Data extracted from a collection:
▬▬▬▬▬▬▬▬▬▬

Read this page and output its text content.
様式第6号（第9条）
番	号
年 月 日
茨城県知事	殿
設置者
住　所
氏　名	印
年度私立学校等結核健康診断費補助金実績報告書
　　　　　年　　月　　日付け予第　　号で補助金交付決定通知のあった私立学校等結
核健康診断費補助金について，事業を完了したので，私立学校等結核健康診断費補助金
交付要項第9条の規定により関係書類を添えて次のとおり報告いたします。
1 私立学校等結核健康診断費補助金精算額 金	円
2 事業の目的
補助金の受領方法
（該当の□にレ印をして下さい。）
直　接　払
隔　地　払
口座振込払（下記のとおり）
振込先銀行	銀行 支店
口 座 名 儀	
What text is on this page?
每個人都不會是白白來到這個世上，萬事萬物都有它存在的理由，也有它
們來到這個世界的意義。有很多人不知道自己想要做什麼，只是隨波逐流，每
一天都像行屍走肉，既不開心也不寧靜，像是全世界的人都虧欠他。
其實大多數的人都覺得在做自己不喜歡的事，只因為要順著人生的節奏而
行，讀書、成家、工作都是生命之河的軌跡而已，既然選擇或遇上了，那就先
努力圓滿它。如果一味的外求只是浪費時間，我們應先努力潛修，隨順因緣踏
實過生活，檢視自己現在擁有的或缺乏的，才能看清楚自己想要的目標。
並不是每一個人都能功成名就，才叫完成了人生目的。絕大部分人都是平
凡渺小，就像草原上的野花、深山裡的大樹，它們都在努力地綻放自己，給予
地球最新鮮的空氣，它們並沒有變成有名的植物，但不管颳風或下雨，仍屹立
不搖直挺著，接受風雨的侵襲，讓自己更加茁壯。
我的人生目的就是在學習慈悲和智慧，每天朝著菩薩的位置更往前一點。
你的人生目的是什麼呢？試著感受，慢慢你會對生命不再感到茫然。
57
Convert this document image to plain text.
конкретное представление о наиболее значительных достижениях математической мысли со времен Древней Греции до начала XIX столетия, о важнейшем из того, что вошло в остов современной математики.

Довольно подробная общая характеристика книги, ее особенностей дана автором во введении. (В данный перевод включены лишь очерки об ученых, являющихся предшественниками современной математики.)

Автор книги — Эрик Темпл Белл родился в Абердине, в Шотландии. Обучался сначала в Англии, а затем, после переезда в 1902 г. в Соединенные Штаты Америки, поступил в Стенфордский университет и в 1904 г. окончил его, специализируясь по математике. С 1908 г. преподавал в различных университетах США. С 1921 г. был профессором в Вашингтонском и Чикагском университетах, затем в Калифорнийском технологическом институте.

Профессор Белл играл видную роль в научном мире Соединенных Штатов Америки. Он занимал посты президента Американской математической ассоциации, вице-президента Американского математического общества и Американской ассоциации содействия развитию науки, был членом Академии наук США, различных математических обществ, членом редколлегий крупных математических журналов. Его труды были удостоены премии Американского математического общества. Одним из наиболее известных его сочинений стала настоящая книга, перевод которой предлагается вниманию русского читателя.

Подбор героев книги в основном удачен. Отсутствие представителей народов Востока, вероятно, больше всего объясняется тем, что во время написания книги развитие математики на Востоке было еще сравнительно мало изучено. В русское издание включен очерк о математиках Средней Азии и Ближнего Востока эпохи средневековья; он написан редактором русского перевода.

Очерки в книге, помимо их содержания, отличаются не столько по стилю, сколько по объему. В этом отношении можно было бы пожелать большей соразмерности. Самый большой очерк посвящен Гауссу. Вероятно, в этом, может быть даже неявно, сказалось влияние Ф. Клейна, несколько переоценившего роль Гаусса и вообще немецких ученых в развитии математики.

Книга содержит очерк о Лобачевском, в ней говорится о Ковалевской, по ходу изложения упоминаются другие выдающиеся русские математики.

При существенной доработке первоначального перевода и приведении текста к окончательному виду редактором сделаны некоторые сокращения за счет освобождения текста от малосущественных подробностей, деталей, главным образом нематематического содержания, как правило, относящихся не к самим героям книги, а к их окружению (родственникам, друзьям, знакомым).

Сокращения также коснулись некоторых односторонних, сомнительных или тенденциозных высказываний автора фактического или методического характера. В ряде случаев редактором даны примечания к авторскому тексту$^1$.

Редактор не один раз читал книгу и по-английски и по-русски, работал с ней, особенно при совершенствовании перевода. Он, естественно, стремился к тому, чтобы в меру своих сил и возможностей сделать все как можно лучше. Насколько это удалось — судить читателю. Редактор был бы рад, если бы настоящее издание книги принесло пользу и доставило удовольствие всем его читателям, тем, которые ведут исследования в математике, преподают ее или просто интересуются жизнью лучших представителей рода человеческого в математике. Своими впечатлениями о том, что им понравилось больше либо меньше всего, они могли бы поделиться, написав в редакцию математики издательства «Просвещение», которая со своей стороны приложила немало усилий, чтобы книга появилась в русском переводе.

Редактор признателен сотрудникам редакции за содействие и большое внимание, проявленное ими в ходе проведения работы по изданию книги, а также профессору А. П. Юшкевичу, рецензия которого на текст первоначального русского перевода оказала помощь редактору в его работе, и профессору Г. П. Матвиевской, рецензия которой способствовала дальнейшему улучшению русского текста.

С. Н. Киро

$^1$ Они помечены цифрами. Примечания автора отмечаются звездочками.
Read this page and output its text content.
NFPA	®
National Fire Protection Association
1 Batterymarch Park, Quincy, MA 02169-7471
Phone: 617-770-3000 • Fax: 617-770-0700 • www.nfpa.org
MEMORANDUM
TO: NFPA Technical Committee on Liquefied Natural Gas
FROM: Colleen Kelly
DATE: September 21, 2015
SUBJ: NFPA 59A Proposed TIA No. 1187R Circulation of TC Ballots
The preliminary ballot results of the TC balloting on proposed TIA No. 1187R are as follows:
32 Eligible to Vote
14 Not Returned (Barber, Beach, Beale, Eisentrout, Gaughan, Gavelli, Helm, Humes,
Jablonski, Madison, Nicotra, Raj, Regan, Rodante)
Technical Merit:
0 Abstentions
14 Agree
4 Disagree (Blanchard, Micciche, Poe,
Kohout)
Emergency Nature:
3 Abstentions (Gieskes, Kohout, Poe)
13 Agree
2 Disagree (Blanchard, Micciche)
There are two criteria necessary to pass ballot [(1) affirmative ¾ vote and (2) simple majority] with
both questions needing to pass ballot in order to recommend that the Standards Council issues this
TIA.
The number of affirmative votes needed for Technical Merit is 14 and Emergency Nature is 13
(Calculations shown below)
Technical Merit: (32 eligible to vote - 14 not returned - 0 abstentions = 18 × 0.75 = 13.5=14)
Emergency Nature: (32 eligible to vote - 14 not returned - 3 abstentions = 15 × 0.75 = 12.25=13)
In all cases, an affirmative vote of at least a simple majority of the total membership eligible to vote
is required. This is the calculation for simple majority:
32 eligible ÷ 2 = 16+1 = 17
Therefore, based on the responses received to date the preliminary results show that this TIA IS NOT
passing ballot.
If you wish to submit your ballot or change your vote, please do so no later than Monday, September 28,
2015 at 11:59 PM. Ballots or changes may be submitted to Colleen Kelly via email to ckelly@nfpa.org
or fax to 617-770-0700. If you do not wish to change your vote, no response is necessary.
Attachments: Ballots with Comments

▬▬▬▬▬▬▬▬▬▬

* [Problem description] Recopy the entries above in their entirety, exactly.

* [Answer to the exercise]
Read this page and output its text content.
様式第6号（第9条）
番	号
年 月 日
茨城県知事	殿
設置者
住　所
氏　名	印
年度私立学校等結核健康診断費補助金実績報告書
　　　　　年　　月　　日付け予第　　号で補助金交付決定通知のあった私立学校等結
核健康診断費補助金について，事業を完了したので，私立学校等結核健康診断費補助金
交付要項第9条の規定により関係書類を添えて次のとおり報告いたします。
1 私立学校等結核健康診断費補助金精算額 金	円
2 事業の目的
補助金の受領方法
（該当の□にレ印をして下さい。）
直　接　払
隔　地　払
口座振込払（下記のとおり）
振込先銀行	銀行 支店
口 座 名 儀	
What text is on this page?
每個人都不會是白白來到這個世上，萬事萬物都有它存在的理由，也有它
們來到這個世界的意義。有很多人不知道自己想要做什麼，只是隨波逐流，每
一天都像行屍走肉，既不開心也不寧靜，像是全世界的人都虧欠他。
其實大多數的人都覺得在做自己不喜歡的事，只因為要順著人生的節奏而
行，讀書、成家、工作都是生命之河的軌跡而已，既然選擇或遇上了，那就先
努力圓滿它。如果一味的外求只是浪費時間，我們應先努力潛修，隨順因緣踏
實過生活，檢視自己現在擁有的或缺乏的，才能看清楚自己想要的目標。
並不是每一個人都能功成名就，才叫完成了人生目的。絕大部分人都是平
凡渺小，就像草原上的野花、深山裡的大樹，它們都在努力地綻放自己，給予
地球最新鮮的空氣，它們並沒有變成有名的植物，但不管颳風或下雨，仍屹立
不搖直挺著，接受風雨的侵襲，讓自己更加茁壯。
我的人生目的就是在學習慈悲和智慧，每天朝著菩薩的位置更往前一點。
你的人生目的是什麼呢？試著感受，慢慢你會對生命不再感到茫然。
57
Convert this document image to plain text.
конкретное представление о наиболее значительных достижениях математической мысли со времен Древней Греции до начала XIX столетия, о важнейшем из того, что вошло в остов современной математики.

Довольно подробная общая характеристика книги, ее особенностей дана автором во введении. (В данный перевод включены лишь очерки об ученых, являющихся предшественниками современной математики.)

Автор книги — Эрик Темпл Белл родился в Абердине, в Шотландии. Обучался сначала в Англии, а затем, после переезда в 1902 г. в Соединенные Штаты Америки, поступил в Стенфордский университет и в 1904 г. окончил его, специализируясь по математике. С 1908 г. преподавал в различных университетах США. С 1921 г. был профессором в Вашингтонском и Чикагском университетах, затем в Калифорнийском технологическом институте.

Профессор Белл играл видную роль в научном мире Соединенных Штатов Америки. Он занимал посты президента Американской математической ассоциации, вице-президента Американского математического общества и Американской ассоциации содействия развитию науки, был членом Академии наук США, различных математических обществ, членом редколлегий крупных математических журналов. Его труды были удостоены премии Американского математического общества. Одним из наиболее известных его сочинений стала настоящая книга, перевод которой предлагается вниманию русского читателя.

Подбор героев книги в основном удачен. Отсутствие представителей народов Востока, вероятно, больше всего объясняется тем, что во время написания книги развитие математики на Востоке было еще сравнительно мало изучено. В русское издание включен очерк о математиках Средней Азии и Ближнего Востока эпохи средневековья; он написан редактором русского перевода.

Очерки в книге, помимо их содержания, отличаются не столько по стилю, сколько по объему. В этом отношении можно было бы пожелать большей соразмерности. Самый большой очерк посвящен Гауссу. Вероятно, в этом, может быть даже неявно, сказалось влияние Ф. Клейна, несколько переоценившего роль Гаусса и вообще немецких ученых в развитии математики.

Книга содержит очерк о Лобачевском, в ней говорится о Ковалевской, по ходу изложения упоминаются другие выдающиеся русские математики.

При существенной доработке первоначального перевода и приведении текста к окончательному виду редактором сделаны некоторые сокращения за счет освобождения текста от малосущественных подробностей, деталей, главным образом нематематического содержания, как правило, относящихся не к самим героям книги, а к их окружению (родственникам, друзьям, знакомым).

Сокращения также коснулись некоторых односторонних, сомнительных или тенденциозных высказываний автора фактического или методического характера. В ряде случаев редактором даны примечания к авторскому тексту$^1$.

Редактор не один раз читал книгу и по-английски и по-русски, работал с ней, особенно при совершенствовании перевода. Он, естественно, стремился к тому, чтобы в меру своих сил и возможностей сделать все как можно лучше. Насколько это удалось — судить читателю. Редактор был бы рад, если бы настоящее издание книги принесло пользу и доставило удовольствие всем его читателям, тем, которые ведут исследования в математике, преподают ее или просто интересуются жизнью лучших представителей рода человеческого в математике. Своими впечатлениями о том, что им понравилось больше либо меньше всего, они могли бы поделиться, написав в редакцию математики издательства «Просвещение», которая со своей стороны приложила немало усилий, чтобы книга появилась в русском переводе.

Редактор признателен сотрудникам редакции за содействие и большое внимание, проявленное ими в ходе проведения работы по изданию книги, а также профессору А. П. Юшкевичу, рецензия которого на текст первоначального русского перевода оказала помощь редактору в его работе, и профессору Г. П. Матвиевской, рецензия которой способствовала дальнейшему улучшению русского текста.

С. Н. Киро

$^1$ Они помечены цифрами. Примечания автора отмечаются звездочками.
Read this page and output its text content.
NFPA	®
National Fire Protection Association
1 Batterymarch Park, Quincy, MA 02169-7471
Phone: 617-770-3000 • Fax: 617-770-0700 • www.nfpa.org
MEMORANDUM
TO: NFPA Technical Committee on Liquefied Natural Gas
FROM: Colleen Kelly
DATE: September 21, 2015
SUBJ: NFPA 59A Proposed TIA No. 1187R Circulation of TC Ballots
The preliminary ballot results of the TC balloting on proposed TIA No. 1187R are as follows:
32 Eligible to Vote
14 Not Returned (Barber, Beach, Beale, Eisentrout, Gaughan, Gavelli, Helm, Humes,
Jablonski, Madison, Nicotra, Raj, Regan, Rodante)
Technical Merit:
0 Abstentions
14 Agree
4 Disagree (Blanchard, Micciche, Poe,
Kohout)
Emergency Nature:
3 Abstentions (Gieskes, Kohout, Poe)
13 Agree
2 Disagree (Blanchard, Micciche)
There are two criteria necessary to pass ballot [(1) affirmative ¾ vote and (2) simple majority] with
both questions needing to pass ballot in order to recommend that the Standards Council issues this
TIA.
The number of affirmative votes needed for Technical Merit is 14 and Emergency Nature is 13
(Calculations shown below)
Technical Merit: (32 eligible to vote - 14 not returned - 0 abstentions = 18 × 0.75 = 13.5=14)
Emergency Nature: (32 eligible to vote - 14 not returned - 3 abstentions = 15 × 0.75 = 12.25=13)
In all cases, an affirmative vote of at least a simple majority of the total membership eligible to vote
is required. This is the calculation for simple majority:
32 eligible ÷ 2 = 16+1 = 17
Therefore, based on the responses received to date the preliminary results show that this TIA IS NOT
passing ballot.
If you wish to submit your ballot or change your vote, please do so no later than Monday, September 28,
2015 at 11:59 PM. Ballots or changes may be submitted to Colleen Kelly via email to ckelly@nfpa.org
or fax to 617-770-0700. If you do not wish to change your vote, no response is necessary.
Attachments: Ballots with Comments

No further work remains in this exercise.